* [Task details]: Starting with the line that has "Read this page and output its text content." in it, repeat every line through the last one, word for word, and give nothing more.

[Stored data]
_ _ _ _ _
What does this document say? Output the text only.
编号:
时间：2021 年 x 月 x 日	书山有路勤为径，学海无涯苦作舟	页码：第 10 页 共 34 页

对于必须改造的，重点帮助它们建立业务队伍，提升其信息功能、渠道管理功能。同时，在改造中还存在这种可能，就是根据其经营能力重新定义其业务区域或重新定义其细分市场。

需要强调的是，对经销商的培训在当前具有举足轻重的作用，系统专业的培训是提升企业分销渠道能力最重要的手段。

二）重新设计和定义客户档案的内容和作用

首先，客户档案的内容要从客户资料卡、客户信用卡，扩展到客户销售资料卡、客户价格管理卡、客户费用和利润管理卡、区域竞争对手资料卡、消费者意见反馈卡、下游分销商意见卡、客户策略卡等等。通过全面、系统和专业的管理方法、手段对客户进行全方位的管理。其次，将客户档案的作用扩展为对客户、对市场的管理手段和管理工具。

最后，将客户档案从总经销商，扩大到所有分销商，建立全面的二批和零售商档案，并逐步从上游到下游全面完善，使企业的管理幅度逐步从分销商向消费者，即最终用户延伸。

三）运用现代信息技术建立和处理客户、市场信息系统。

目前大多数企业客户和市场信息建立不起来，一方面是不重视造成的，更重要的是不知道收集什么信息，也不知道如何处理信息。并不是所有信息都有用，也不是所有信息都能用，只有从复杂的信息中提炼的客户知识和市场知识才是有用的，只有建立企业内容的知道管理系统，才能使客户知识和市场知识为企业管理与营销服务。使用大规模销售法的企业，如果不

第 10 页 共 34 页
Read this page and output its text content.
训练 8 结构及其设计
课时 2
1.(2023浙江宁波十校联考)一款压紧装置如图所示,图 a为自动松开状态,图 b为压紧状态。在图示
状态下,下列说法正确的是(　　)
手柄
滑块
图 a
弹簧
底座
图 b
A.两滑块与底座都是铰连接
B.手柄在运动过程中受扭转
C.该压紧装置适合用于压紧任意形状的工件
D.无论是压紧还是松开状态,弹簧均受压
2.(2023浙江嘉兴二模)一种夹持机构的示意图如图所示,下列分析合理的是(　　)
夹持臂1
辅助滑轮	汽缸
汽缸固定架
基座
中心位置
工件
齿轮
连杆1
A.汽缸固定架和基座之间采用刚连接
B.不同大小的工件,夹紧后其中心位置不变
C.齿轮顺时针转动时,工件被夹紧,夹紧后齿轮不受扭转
_ _ _ _ _
* [In response]:
Read this page and output its text content.
训练 8 结构及其设计
课时 2
1.(2023浙江宁波十校联考)一款压紧装置如图所示,图 a为自动松开状态,图 b为压紧状态。在图示
状态下,下列说法正确的是(　　)
手柄
滑块
图 a
弹簧
底座
图 b
A.两滑块与底座都是铰连接
B.手柄在运动过程中受扭转
C.该压紧装置适合用于压紧任意形状的工件
D.无论是压紧还是松开状态,弹簧均受压
2.(2023浙江嘉兴二模)一种夹持机构的示意图如图所示,下列分析合理的是(　　)
夹持臂1
辅助滑轮	汽缸
汽缸固定架
基座
中心位置
工件
齿轮
连杆1
A.汽缸固定架和基座之间采用刚连接
B.不同大小的工件,夹紧后其中心位置不变
C.齿轮顺时针转动时,工件被夹紧,夹紧后齿轮不受扭转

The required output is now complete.